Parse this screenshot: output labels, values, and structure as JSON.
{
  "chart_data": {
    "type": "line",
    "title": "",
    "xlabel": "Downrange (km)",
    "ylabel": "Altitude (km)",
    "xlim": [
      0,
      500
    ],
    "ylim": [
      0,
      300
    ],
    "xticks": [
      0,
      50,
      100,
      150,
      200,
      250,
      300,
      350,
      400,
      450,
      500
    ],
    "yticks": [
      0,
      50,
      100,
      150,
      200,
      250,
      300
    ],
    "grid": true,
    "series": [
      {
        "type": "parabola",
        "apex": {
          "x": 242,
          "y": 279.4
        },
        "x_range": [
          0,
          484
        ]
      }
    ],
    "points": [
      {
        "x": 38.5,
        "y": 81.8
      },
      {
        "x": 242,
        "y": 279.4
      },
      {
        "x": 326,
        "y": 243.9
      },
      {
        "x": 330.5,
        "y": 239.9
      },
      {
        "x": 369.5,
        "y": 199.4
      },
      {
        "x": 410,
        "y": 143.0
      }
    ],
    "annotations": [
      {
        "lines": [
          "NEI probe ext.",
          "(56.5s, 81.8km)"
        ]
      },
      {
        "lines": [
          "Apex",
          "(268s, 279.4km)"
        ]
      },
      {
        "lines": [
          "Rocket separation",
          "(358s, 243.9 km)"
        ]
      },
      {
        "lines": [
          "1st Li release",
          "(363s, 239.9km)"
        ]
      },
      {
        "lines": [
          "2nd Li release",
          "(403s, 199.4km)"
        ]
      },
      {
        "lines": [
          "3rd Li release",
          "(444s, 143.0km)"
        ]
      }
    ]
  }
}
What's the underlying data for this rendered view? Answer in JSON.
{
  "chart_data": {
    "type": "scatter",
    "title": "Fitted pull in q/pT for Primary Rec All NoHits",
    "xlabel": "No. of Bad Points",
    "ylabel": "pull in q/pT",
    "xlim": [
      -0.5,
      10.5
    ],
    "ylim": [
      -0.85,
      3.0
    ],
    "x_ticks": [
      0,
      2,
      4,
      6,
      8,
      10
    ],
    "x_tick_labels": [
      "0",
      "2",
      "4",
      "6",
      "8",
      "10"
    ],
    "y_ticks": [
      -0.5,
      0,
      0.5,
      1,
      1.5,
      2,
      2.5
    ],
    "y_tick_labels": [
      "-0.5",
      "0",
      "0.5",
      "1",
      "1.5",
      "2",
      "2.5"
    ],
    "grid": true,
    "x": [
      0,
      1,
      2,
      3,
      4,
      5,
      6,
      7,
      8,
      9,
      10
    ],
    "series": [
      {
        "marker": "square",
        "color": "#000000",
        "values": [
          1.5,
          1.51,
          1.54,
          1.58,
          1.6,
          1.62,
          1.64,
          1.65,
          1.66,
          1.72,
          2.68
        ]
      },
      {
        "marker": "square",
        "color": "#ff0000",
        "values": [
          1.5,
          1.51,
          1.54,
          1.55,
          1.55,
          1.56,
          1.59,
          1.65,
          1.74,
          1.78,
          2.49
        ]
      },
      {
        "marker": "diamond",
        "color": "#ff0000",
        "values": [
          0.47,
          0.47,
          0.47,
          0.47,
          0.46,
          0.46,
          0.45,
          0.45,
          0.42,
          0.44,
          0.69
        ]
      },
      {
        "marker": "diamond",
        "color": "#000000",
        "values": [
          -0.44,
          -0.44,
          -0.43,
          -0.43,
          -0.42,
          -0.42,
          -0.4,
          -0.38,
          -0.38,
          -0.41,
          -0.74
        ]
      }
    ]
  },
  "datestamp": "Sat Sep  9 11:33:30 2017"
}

□ □ □ □ □ □ □

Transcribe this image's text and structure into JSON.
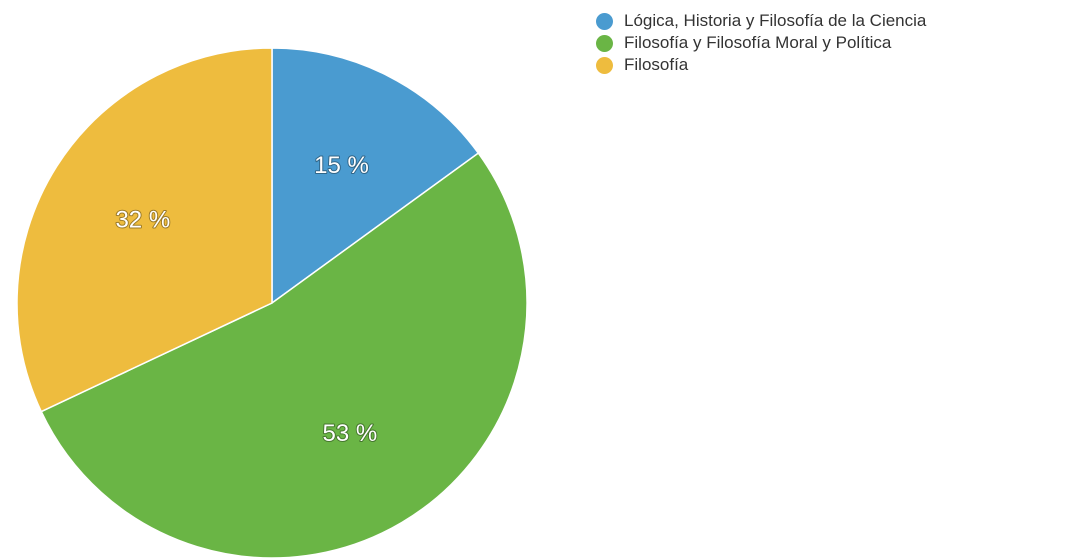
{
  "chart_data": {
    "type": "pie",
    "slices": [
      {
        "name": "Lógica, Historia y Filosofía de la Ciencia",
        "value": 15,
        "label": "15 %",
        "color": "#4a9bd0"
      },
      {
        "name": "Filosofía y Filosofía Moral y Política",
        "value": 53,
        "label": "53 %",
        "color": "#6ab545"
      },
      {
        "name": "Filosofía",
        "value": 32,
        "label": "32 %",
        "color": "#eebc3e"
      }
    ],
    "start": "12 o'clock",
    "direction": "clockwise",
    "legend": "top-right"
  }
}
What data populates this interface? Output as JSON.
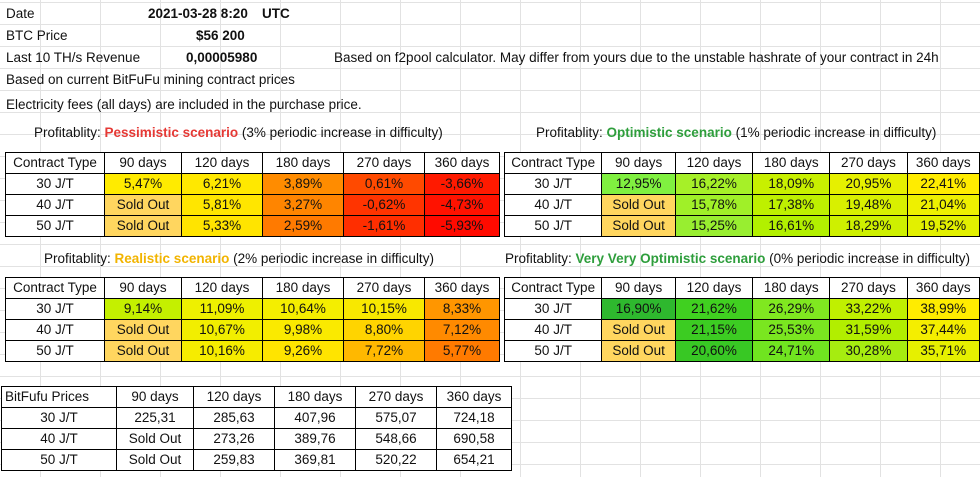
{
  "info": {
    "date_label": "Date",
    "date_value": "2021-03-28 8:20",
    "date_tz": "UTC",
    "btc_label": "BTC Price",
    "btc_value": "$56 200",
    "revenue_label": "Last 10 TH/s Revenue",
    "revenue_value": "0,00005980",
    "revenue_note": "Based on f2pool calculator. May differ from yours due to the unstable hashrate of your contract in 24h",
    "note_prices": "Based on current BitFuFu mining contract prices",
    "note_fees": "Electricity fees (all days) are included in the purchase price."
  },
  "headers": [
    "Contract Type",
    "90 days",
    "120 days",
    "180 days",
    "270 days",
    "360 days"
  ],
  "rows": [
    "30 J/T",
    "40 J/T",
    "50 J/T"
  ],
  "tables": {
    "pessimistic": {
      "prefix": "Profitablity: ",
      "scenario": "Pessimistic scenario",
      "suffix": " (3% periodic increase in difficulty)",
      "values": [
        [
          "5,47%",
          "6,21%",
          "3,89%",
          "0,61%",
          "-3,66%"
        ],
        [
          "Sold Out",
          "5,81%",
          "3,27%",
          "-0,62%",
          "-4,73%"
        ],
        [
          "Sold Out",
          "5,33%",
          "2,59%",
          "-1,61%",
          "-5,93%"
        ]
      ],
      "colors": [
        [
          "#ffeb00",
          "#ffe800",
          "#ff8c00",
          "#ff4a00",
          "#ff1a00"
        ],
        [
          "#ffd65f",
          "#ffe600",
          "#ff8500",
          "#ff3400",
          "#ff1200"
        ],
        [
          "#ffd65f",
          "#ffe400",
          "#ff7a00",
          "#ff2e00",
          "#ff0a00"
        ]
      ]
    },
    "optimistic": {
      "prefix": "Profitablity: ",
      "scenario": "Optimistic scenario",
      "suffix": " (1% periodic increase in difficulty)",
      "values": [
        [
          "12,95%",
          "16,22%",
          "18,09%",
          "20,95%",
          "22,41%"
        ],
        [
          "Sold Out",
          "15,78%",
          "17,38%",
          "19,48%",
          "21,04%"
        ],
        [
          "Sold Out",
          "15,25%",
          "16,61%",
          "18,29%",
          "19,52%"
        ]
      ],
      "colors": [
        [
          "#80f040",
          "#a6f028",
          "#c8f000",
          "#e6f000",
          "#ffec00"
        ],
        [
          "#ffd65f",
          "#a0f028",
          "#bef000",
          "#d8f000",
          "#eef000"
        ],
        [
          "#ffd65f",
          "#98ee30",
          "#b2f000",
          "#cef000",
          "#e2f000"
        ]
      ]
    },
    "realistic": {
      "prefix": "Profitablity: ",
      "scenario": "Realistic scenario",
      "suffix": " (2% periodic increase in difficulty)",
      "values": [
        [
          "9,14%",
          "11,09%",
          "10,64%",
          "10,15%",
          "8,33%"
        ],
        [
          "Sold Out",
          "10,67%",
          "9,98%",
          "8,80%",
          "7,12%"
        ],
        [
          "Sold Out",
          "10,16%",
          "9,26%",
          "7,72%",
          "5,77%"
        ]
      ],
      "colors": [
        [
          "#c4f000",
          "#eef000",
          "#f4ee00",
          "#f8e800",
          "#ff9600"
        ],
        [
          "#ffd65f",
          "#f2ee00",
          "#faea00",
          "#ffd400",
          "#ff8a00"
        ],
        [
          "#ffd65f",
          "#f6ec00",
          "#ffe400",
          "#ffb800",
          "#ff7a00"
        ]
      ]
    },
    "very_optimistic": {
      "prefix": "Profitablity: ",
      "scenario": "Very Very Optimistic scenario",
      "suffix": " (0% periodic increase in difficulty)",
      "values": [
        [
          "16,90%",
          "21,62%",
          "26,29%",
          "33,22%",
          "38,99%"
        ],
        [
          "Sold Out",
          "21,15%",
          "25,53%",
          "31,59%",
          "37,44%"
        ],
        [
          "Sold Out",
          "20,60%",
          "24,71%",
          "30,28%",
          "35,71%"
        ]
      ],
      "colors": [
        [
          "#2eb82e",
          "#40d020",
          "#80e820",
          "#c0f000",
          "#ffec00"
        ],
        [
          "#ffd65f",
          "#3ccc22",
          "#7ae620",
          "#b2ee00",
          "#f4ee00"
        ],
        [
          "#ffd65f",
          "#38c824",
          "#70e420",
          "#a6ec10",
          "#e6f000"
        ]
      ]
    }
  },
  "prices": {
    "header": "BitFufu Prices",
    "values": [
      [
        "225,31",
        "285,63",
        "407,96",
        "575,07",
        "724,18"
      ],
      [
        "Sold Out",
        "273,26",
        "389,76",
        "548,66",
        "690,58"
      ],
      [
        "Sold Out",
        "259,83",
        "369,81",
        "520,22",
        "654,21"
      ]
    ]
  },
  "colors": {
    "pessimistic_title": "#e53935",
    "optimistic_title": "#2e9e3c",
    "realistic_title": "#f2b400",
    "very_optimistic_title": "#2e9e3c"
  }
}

□ □ □ □ □ □ □

▸ **Directions**
Copy each line of the data that contains the word "What".

▸ **Exercise solution**
What's the underlying data for this rendered view? Answer in JSON.
What data populates this interface? Output as JSON.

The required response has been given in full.